» Material supplied
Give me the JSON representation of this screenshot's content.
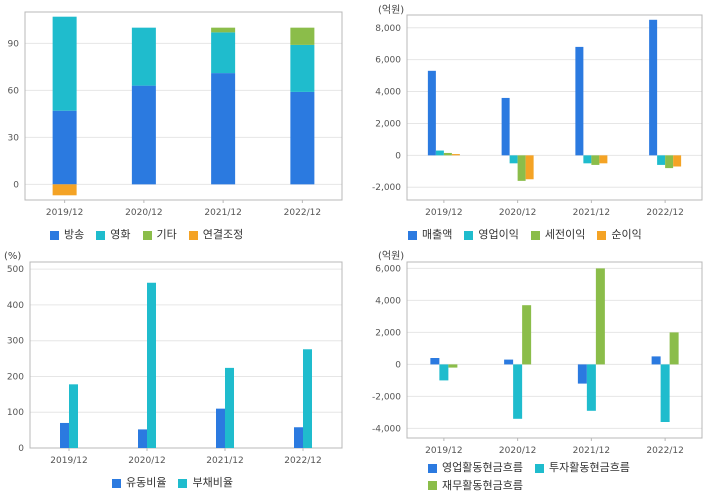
{
  "chart_data": [
    {
      "type": "bar",
      "stacked": true,
      "unit_label": "",
      "categories": [
        "2019/12",
        "2020/12",
        "2021/12",
        "2022/12"
      ],
      "ylim": [
        -10,
        110
      ],
      "yticks": [
        0,
        30,
        60,
        90
      ],
      "series": [
        {
          "name": "방송",
          "color": "#2b7ae0",
          "values": [
            47,
            63,
            71,
            59
          ]
        },
        {
          "name": "영화",
          "color": "#1fbccd",
          "values": [
            60,
            37,
            26,
            30
          ]
        },
        {
          "name": "기타",
          "color": "#8bbd4a",
          "values": [
            0,
            0,
            3,
            11
          ]
        },
        {
          "name": "연결조정",
          "color": "#f4a325",
          "values": [
            -7,
            0,
            0,
            0
          ]
        }
      ],
      "legend": "bottom"
    },
    {
      "type": "bar",
      "unit_label": "(억원)",
      "categories": [
        "2019/12",
        "2020/12",
        "2021/12",
        "2022/12"
      ],
      "ylim": [
        -2800,
        8800
      ],
      "yticks": [
        -2000,
        0,
        2000,
        4000,
        6000,
        8000
      ],
      "ytick_labels": [
        "-2,000",
        "0",
        "2,000",
        "4,000",
        "6,000",
        "8,000"
      ],
      "series": [
        {
          "name": "매출액",
          "color": "#2b7ae0",
          "values": [
            5300,
            3600,
            6800,
            8500
          ]
        },
        {
          "name": "영업이익",
          "color": "#1fbccd",
          "values": [
            300,
            -500,
            -500,
            -600
          ]
        },
        {
          "name": "세전이익",
          "color": "#8bbd4a",
          "values": [
            150,
            -1600,
            -600,
            -800
          ]
        },
        {
          "name": "순이익",
          "color": "#f4a325",
          "values": [
            80,
            -1500,
            -500,
            -700
          ]
        }
      ],
      "legend": "bottom"
    },
    {
      "type": "bar",
      "unit_label": "(%)",
      "categories": [
        "2019/12",
        "2020/12",
        "2021/12",
        "2022/12"
      ],
      "ylim": [
        0,
        520
      ],
      "yticks": [
        0,
        100,
        200,
        300,
        400,
        500
      ],
      "ytick_labels": [
        "0",
        "100",
        "200",
        "300",
        "400",
        "500"
      ],
      "series": [
        {
          "name": "유동비율",
          "color": "#2b7ae0",
          "values": [
            70,
            52,
            110,
            58
          ]
        },
        {
          "name": "부채비율",
          "color": "#1fbccd",
          "values": [
            178,
            462,
            224,
            276
          ]
        }
      ],
      "legend": "bottom"
    },
    {
      "type": "bar",
      "unit_label": "(억원)",
      "categories": [
        "2019/12",
        "2020/12",
        "2021/12",
        "2022/12"
      ],
      "ylim": [
        -4600,
        6400
      ],
      "yticks": [
        -4000,
        -2000,
        0,
        2000,
        4000,
        6000
      ],
      "ytick_labels": [
        "-4,000",
        "-2,000",
        "0",
        "2,000",
        "4,000",
        "6,000"
      ],
      "series": [
        {
          "name": "영업활동현금흐름",
          "color": "#2b7ae0",
          "values": [
            400,
            300,
            -1200,
            500
          ]
        },
        {
          "name": "투자활동현금흐름",
          "color": "#1fbccd",
          "values": [
            -1000,
            -3400,
            -2900,
            -3600
          ]
        },
        {
          "name": "재무활동현금흐름",
          "color": "#8bbd4a",
          "values": [
            -200,
            3700,
            6000,
            2000
          ]
        }
      ],
      "legend": "bottom"
    }
  ]
}
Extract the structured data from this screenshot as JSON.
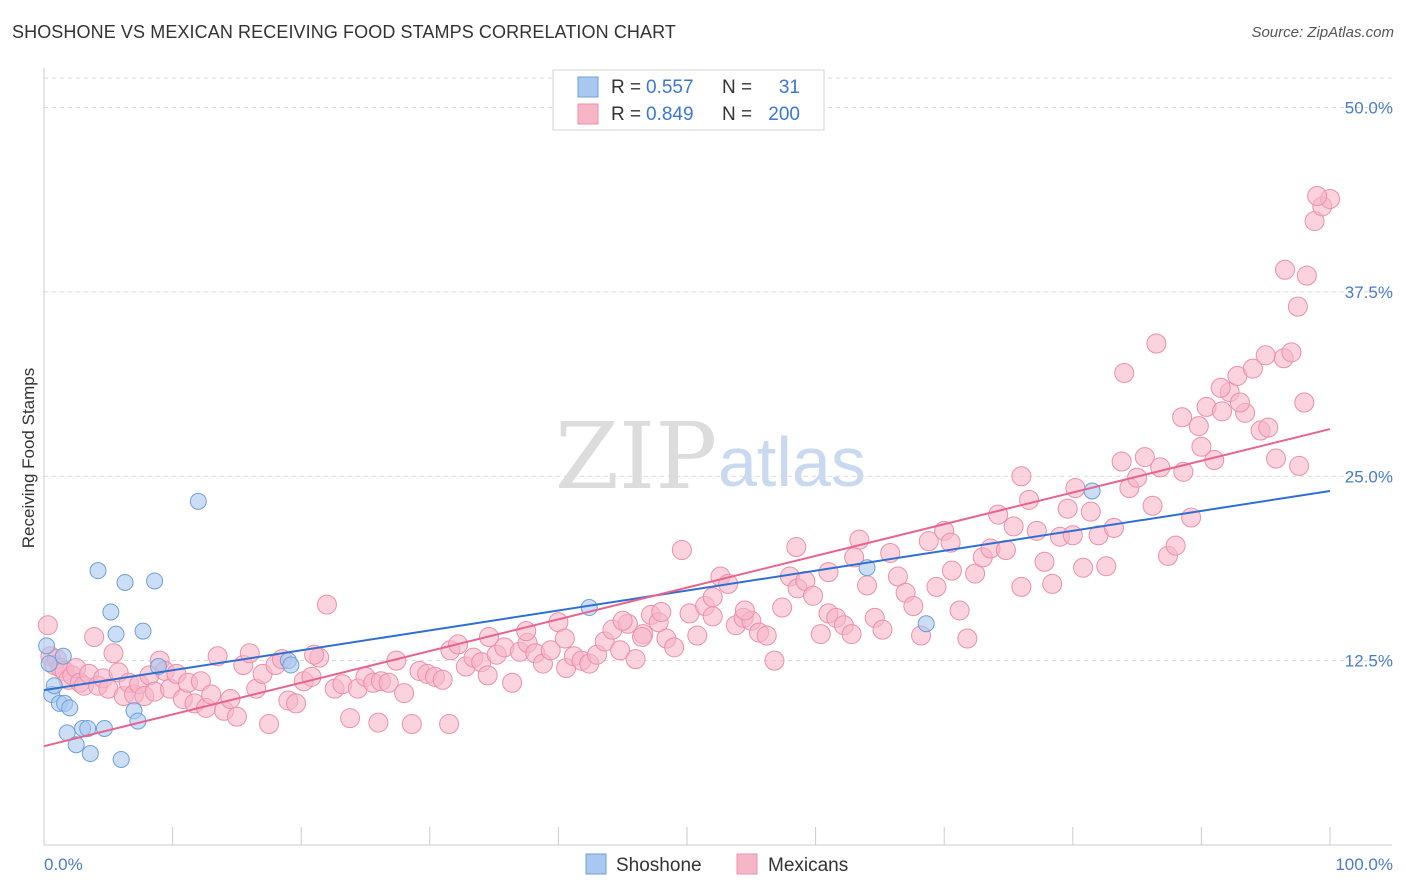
{
  "title": "SHOSHONE VS MEXICAN RECEIVING FOOD STAMPS CORRELATION CHART",
  "source": "Source: ZipAtlas.com",
  "watermark": {
    "zip": "ZIP",
    "atlas": "atlas"
  },
  "colors": {
    "shoshone_fill": "#a9c8f0",
    "shoshone_stroke": "#6f9fd8",
    "shoshone_line": "#2f6fd0",
    "mexican_fill": "#f6b6c8",
    "mexican_stroke": "#ee8faa",
    "mexican_line": "#e8648e",
    "tick_text": "#4a7cc9",
    "grid": "#d9d9d9"
  },
  "legend_top": {
    "rows": [
      {
        "series": "Shoshone",
        "r_label": "R =",
        "r_value": "0.557",
        "n_label": "N =",
        "n_value": "31"
      },
      {
        "series": "Mexicans",
        "r_label": "R =",
        "r_value": "0.849",
        "n_label": "N =",
        "n_value": "200"
      }
    ]
  },
  "chart_data": {
    "type": "scatter",
    "title": "SHOSHONE VS MEXICAN RECEIVING FOOD STAMPS CORRELATION CHART",
    "xlabel": "",
    "ylabel": "Receiving Food Stamps",
    "xlim": [
      0,
      100
    ],
    "ylim": [
      0,
      52
    ],
    "x_tick_labels": [
      "0.0%",
      "100.0%"
    ],
    "y_ticks": [
      12.5,
      25.0,
      37.5,
      50.0
    ],
    "y_tick_labels": [
      "12.5%",
      "25.0%",
      "37.5%",
      "50.0%"
    ],
    "grid": true,
    "legend_position": "top-center and bottom",
    "series": [
      {
        "name": "Shoshone",
        "r": 0.557,
        "n": 31,
        "trend": {
          "x": [
            0,
            100
          ],
          "y": [
            10.5,
            24.0
          ]
        },
        "points": [
          [
            0.2,
            13.5
          ],
          [
            0.4,
            12.3
          ],
          [
            0.6,
            10.2
          ],
          [
            0.8,
            10.8
          ],
          [
            1.2,
            9.6
          ],
          [
            1.5,
            12.8
          ],
          [
            1.6,
            9.6
          ],
          [
            1.8,
            7.6
          ],
          [
            2.0,
            9.3
          ],
          [
            2.5,
            6.8
          ],
          [
            3.0,
            7.9
          ],
          [
            3.4,
            7.9
          ],
          [
            3.6,
            6.2
          ],
          [
            4.2,
            18.6
          ],
          [
            4.7,
            7.9
          ],
          [
            5.2,
            15.8
          ],
          [
            5.6,
            14.3
          ],
          [
            6.0,
            5.8
          ],
          [
            6.3,
            17.8
          ],
          [
            7.0,
            9.1
          ],
          [
            7.3,
            8.4
          ],
          [
            7.7,
            14.5
          ],
          [
            8.6,
            17.9
          ],
          [
            8.9,
            12.1
          ],
          [
            12.0,
            23.3
          ],
          [
            19.0,
            12.5
          ],
          [
            19.2,
            12.2
          ],
          [
            42.4,
            16.1
          ],
          [
            64.0,
            18.8
          ],
          [
            68.6,
            15.0
          ],
          [
            81.5,
            24.0
          ]
        ]
      },
      {
        "name": "Mexicans",
        "r": 0.849,
        "n": 200,
        "trend": {
          "x": [
            0,
            100
          ],
          "y": [
            6.7,
            28.2
          ]
        },
        "points": [
          [
            0.3,
            14.9
          ],
          [
            0.5,
            12.8
          ],
          [
            0.8,
            12.2
          ],
          [
            1.0,
            12.6
          ],
          [
            1.3,
            12.0
          ],
          [
            1.6,
            11.8
          ],
          [
            1.9,
            11.2
          ],
          [
            2.2,
            11.5
          ],
          [
            2.5,
            12.0
          ],
          [
            2.8,
            11.0
          ],
          [
            3.1,
            10.8
          ],
          [
            3.5,
            11.6
          ],
          [
            3.9,
            14.1
          ],
          [
            4.2,
            10.8
          ],
          [
            4.6,
            11.3
          ],
          [
            5.0,
            10.6
          ],
          [
            5.4,
            13.0
          ],
          [
            5.8,
            11.7
          ],
          [
            6.2,
            10.1
          ],
          [
            6.6,
            11.0
          ],
          [
            7.0,
            10.2
          ],
          [
            7.4,
            10.9
          ],
          [
            7.8,
            10.1
          ],
          [
            8.2,
            11.5
          ],
          [
            8.6,
            10.4
          ],
          [
            9.0,
            12.5
          ],
          [
            9.4,
            11.8
          ],
          [
            9.8,
            10.6
          ],
          [
            10.3,
            11.6
          ],
          [
            10.8,
            9.9
          ],
          [
            11.2,
            11.0
          ],
          [
            11.7,
            9.6
          ],
          [
            12.2,
            11.1
          ],
          [
            12.6,
            9.3
          ],
          [
            13.0,
            10.2
          ],
          [
            13.5,
            12.8
          ],
          [
            14.0,
            9.1
          ],
          [
            14.5,
            9.9
          ],
          [
            15.0,
            8.7
          ],
          [
            15.5,
            12.2
          ],
          [
            16.0,
            13.0
          ],
          [
            16.5,
            10.6
          ],
          [
            17.0,
            11.6
          ],
          [
            17.5,
            8.2
          ],
          [
            18.0,
            12.2
          ],
          [
            18.5,
            12.6
          ],
          [
            19.0,
            9.8
          ],
          [
            19.6,
            9.6
          ],
          [
            20.2,
            11.1
          ],
          [
            20.8,
            11.4
          ],
          [
            21.4,
            12.7
          ],
          [
            22.0,
            16.3
          ],
          [
            22.6,
            10.6
          ],
          [
            23.2,
            10.9
          ],
          [
            23.8,
            8.6
          ],
          [
            24.4,
            10.6
          ],
          [
            25.0,
            11.4
          ],
          [
            25.6,
            11.0
          ],
          [
            26.2,
            11.1
          ],
          [
            26.8,
            11.0
          ],
          [
            27.4,
            12.5
          ],
          [
            28.0,
            10.3
          ],
          [
            28.6,
            8.2
          ],
          [
            29.2,
            11.8
          ],
          [
            29.8,
            11.6
          ],
          [
            30.4,
            11.4
          ],
          [
            31.0,
            11.2
          ],
          [
            31.6,
            13.2
          ],
          [
            32.2,
            13.6
          ],
          [
            32.8,
            12.1
          ],
          [
            33.4,
            12.7
          ],
          [
            34.0,
            12.4
          ],
          [
            34.6,
            14.1
          ],
          [
            35.2,
            12.9
          ],
          [
            35.8,
            13.4
          ],
          [
            36.4,
            11.0
          ],
          [
            37.0,
            13.1
          ],
          [
            37.6,
            13.7
          ],
          [
            38.2,
            13.0
          ],
          [
            38.8,
            12.3
          ],
          [
            39.4,
            13.2
          ],
          [
            40.0,
            15.1
          ],
          [
            40.6,
            12.0
          ],
          [
            41.2,
            12.8
          ],
          [
            41.8,
            12.5
          ],
          [
            42.4,
            12.3
          ],
          [
            43.0,
            12.9
          ],
          [
            43.6,
            13.8
          ],
          [
            44.2,
            14.6
          ],
          [
            44.8,
            13.2
          ],
          [
            45.4,
            15.0
          ],
          [
            46.0,
            12.6
          ],
          [
            46.6,
            14.3
          ],
          [
            47.2,
            15.6
          ],
          [
            47.8,
            15.1
          ],
          [
            48.4,
            14.0
          ],
          [
            49.0,
            13.4
          ],
          [
            49.6,
            20.0
          ],
          [
            50.2,
            15.7
          ],
          [
            50.8,
            14.2
          ],
          [
            51.4,
            16.2
          ],
          [
            52.0,
            15.5
          ],
          [
            52.6,
            18.2
          ],
          [
            53.2,
            17.7
          ],
          [
            53.8,
            14.9
          ],
          [
            54.4,
            15.4
          ],
          [
            55.0,
            15.2
          ],
          [
            55.6,
            14.4
          ],
          [
            56.2,
            14.2
          ],
          [
            56.8,
            12.5
          ],
          [
            57.4,
            16.1
          ],
          [
            58.0,
            18.2
          ],
          [
            58.6,
            17.4
          ],
          [
            59.2,
            17.9
          ],
          [
            59.8,
            16.9
          ],
          [
            60.4,
            14.3
          ],
          [
            61.0,
            15.7
          ],
          [
            61.6,
            15.4
          ],
          [
            62.2,
            14.9
          ],
          [
            62.8,
            14.3
          ],
          [
            63.4,
            20.7
          ],
          [
            64.0,
            17.6
          ],
          [
            64.6,
            15.4
          ],
          [
            65.2,
            14.6
          ],
          [
            65.8,
            19.8
          ],
          [
            66.4,
            18.2
          ],
          [
            67.0,
            17.1
          ],
          [
            67.6,
            16.2
          ],
          [
            68.2,
            14.2
          ],
          [
            68.8,
            20.6
          ],
          [
            69.4,
            17.5
          ],
          [
            70.0,
            21.3
          ],
          [
            70.6,
            18.6
          ],
          [
            71.2,
            15.9
          ],
          [
            71.8,
            14.0
          ],
          [
            72.4,
            18.4
          ],
          [
            73.0,
            19.5
          ],
          [
            73.6,
            20.1
          ],
          [
            74.2,
            22.4
          ],
          [
            74.8,
            20.0
          ],
          [
            75.4,
            21.6
          ],
          [
            76.0,
            17.5
          ],
          [
            76.6,
            23.4
          ],
          [
            77.2,
            21.3
          ],
          [
            77.8,
            19.2
          ],
          [
            78.4,
            17.7
          ],
          [
            79.0,
            20.9
          ],
          [
            79.6,
            22.8
          ],
          [
            80.2,
            24.2
          ],
          [
            80.8,
            18.8
          ],
          [
            81.4,
            22.6
          ],
          [
            82.0,
            21.0
          ],
          [
            82.6,
            18.9
          ],
          [
            83.2,
            21.5
          ],
          [
            83.8,
            26.0
          ],
          [
            84.4,
            24.2
          ],
          [
            85.0,
            24.9
          ],
          [
            85.6,
            26.3
          ],
          [
            86.2,
            23.0
          ],
          [
            86.8,
            25.6
          ],
          [
            87.4,
            19.6
          ],
          [
            88.0,
            20.3
          ],
          [
            88.6,
            25.3
          ],
          [
            89.2,
            22.2
          ],
          [
            89.8,
            28.4
          ],
          [
            90.4,
            29.7
          ],
          [
            91.0,
            26.1
          ],
          [
            91.6,
            29.4
          ],
          [
            92.2,
            30.7
          ],
          [
            92.8,
            31.8
          ],
          [
            93.4,
            29.3
          ],
          [
            94.0,
            32.3
          ],
          [
            94.6,
            28.1
          ],
          [
            95.2,
            28.3
          ],
          [
            95.8,
            26.2
          ],
          [
            96.4,
            33.0
          ],
          [
            97.0,
            33.4
          ],
          [
            97.6,
            25.7
          ],
          [
            98.2,
            38.6
          ],
          [
            98.8,
            42.3
          ],
          [
            99.4,
            43.3
          ],
          [
            100.0,
            43.8
          ],
          [
            84.0,
            32.0
          ],
          [
            86.5,
            34.0
          ],
          [
            88.5,
            29.0
          ],
          [
            90.0,
            27.0
          ],
          [
            91.5,
            31.0
          ],
          [
            93.0,
            30.0
          ],
          [
            95.0,
            33.2
          ],
          [
            96.5,
            39.0
          ],
          [
            97.5,
            36.5
          ],
          [
            99.0,
            44.0
          ],
          [
            98.0,
            30.0
          ],
          [
            76.0,
            25.0
          ],
          [
            80.0,
            21.0
          ],
          [
            70.5,
            20.5
          ],
          [
            63.0,
            19.5
          ],
          [
            61.0,
            18.5
          ],
          [
            58.5,
            20.2
          ],
          [
            54.5,
            15.9
          ],
          [
            52.0,
            16.8
          ],
          [
            48.0,
            15.8
          ],
          [
            46.5,
            14.1
          ],
          [
            45.0,
            15.2
          ],
          [
            40.5,
            14.0
          ],
          [
            37.5,
            14.5
          ],
          [
            34.5,
            11.5
          ],
          [
            31.5,
            8.2
          ],
          [
            26.0,
            8.3
          ],
          [
            21.0,
            12.9
          ]
        ]
      }
    ]
  },
  "bottom_legend": [
    {
      "label": "Shoshone"
    },
    {
      "label": "Mexicans"
    }
  ]
}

» Written problem
Write only the number of lines in the records that include the word "this".

» Worked answer
2